● WORK INSTRUCTIONS:
Across the listing below, count the lines that mention the string "color". Reply with the figure only.

● DATASET ROWS:
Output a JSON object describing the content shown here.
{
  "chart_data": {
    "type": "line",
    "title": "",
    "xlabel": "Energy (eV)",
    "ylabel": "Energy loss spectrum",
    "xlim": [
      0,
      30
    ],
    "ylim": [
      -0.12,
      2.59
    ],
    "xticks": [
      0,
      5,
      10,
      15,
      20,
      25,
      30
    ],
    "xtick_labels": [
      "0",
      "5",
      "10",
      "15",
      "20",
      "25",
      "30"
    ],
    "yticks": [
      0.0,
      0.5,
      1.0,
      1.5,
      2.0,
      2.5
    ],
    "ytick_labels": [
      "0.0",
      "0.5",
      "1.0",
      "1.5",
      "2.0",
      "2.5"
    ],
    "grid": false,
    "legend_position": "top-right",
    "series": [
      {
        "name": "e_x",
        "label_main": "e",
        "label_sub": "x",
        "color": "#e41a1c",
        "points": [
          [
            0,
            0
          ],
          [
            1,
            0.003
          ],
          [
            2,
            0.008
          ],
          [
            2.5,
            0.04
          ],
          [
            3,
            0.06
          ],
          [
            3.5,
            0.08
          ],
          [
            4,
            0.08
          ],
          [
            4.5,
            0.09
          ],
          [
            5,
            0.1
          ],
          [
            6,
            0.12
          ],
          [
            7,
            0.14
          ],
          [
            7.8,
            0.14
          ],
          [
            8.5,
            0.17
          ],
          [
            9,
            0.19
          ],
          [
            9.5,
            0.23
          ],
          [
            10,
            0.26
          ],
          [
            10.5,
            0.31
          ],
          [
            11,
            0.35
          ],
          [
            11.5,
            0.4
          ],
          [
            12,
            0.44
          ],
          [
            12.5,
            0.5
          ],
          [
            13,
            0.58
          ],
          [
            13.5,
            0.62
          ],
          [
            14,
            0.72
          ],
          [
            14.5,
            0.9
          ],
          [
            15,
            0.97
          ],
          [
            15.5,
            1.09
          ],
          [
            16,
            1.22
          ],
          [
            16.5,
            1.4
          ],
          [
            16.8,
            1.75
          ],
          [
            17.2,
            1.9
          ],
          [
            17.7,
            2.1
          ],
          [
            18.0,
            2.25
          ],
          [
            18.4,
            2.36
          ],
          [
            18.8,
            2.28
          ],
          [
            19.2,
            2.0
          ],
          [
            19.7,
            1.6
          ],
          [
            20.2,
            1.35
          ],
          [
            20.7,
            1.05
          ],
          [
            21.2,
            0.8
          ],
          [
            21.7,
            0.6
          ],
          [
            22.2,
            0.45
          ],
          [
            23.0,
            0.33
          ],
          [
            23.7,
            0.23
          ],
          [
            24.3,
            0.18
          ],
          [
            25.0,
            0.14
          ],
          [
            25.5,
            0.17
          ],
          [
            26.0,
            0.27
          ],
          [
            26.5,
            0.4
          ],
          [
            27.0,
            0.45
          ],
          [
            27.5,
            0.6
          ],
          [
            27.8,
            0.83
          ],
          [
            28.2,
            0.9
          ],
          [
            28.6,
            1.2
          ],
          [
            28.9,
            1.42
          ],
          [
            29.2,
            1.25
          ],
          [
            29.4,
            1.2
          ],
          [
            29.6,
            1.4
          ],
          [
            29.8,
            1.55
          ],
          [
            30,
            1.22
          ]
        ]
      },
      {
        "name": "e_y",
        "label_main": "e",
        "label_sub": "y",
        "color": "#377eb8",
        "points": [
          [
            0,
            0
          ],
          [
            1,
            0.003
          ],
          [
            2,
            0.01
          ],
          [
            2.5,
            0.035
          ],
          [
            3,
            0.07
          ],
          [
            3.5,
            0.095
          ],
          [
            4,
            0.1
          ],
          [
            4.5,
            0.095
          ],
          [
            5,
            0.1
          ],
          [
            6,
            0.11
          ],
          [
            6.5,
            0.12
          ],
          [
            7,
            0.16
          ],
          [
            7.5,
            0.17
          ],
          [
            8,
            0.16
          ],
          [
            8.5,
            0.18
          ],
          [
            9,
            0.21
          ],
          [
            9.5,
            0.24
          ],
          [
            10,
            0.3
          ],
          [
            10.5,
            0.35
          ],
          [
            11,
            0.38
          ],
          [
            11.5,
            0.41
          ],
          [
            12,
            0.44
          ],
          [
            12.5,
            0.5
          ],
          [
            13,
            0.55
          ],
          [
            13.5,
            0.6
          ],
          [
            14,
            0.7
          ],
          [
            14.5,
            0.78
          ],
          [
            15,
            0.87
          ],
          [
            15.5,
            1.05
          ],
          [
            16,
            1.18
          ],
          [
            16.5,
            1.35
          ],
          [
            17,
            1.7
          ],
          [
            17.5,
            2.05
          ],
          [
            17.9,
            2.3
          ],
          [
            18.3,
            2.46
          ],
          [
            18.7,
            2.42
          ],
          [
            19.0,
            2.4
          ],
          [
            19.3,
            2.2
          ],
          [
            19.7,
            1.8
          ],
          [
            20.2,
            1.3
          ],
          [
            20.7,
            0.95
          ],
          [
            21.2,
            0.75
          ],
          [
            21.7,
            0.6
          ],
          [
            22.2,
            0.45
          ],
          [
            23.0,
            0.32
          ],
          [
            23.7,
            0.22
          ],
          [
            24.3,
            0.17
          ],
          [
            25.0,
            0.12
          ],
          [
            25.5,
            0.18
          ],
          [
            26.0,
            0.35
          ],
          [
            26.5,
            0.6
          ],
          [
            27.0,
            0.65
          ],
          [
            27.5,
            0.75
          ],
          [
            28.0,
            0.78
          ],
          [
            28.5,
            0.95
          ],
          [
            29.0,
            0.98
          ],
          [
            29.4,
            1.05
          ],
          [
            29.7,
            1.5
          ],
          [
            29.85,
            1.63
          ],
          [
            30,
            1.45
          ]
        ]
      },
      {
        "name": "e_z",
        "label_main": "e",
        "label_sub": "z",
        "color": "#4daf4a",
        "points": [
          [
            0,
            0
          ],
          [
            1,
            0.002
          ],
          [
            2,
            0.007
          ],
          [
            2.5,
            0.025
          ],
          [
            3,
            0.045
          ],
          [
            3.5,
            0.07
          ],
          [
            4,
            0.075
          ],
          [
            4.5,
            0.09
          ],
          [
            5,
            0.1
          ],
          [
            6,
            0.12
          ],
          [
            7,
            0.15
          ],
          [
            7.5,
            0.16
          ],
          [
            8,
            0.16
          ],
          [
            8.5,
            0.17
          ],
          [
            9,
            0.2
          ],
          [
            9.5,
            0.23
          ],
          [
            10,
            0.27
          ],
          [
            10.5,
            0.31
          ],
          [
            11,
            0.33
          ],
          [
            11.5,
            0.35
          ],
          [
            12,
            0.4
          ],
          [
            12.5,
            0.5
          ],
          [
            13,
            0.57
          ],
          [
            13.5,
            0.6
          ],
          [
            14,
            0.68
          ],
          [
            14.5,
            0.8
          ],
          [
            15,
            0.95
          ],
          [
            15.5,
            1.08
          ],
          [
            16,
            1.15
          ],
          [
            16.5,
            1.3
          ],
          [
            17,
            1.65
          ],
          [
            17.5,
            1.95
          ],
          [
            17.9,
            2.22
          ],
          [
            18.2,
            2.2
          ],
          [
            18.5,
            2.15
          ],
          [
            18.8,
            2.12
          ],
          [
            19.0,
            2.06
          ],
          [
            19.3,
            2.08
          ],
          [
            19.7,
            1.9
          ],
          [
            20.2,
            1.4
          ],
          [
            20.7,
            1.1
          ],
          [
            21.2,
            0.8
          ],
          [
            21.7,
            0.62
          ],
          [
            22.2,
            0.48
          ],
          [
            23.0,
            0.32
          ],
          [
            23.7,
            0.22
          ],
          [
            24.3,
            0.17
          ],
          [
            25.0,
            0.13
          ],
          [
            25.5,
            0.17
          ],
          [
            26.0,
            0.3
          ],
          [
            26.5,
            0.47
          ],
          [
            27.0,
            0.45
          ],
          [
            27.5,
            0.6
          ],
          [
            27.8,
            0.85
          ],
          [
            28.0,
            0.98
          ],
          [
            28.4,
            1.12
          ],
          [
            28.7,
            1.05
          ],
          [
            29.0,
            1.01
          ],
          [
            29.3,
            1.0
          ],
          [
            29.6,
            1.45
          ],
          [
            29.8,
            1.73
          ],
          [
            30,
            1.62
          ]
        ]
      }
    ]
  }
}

● EXPECTED OUTPUT:
3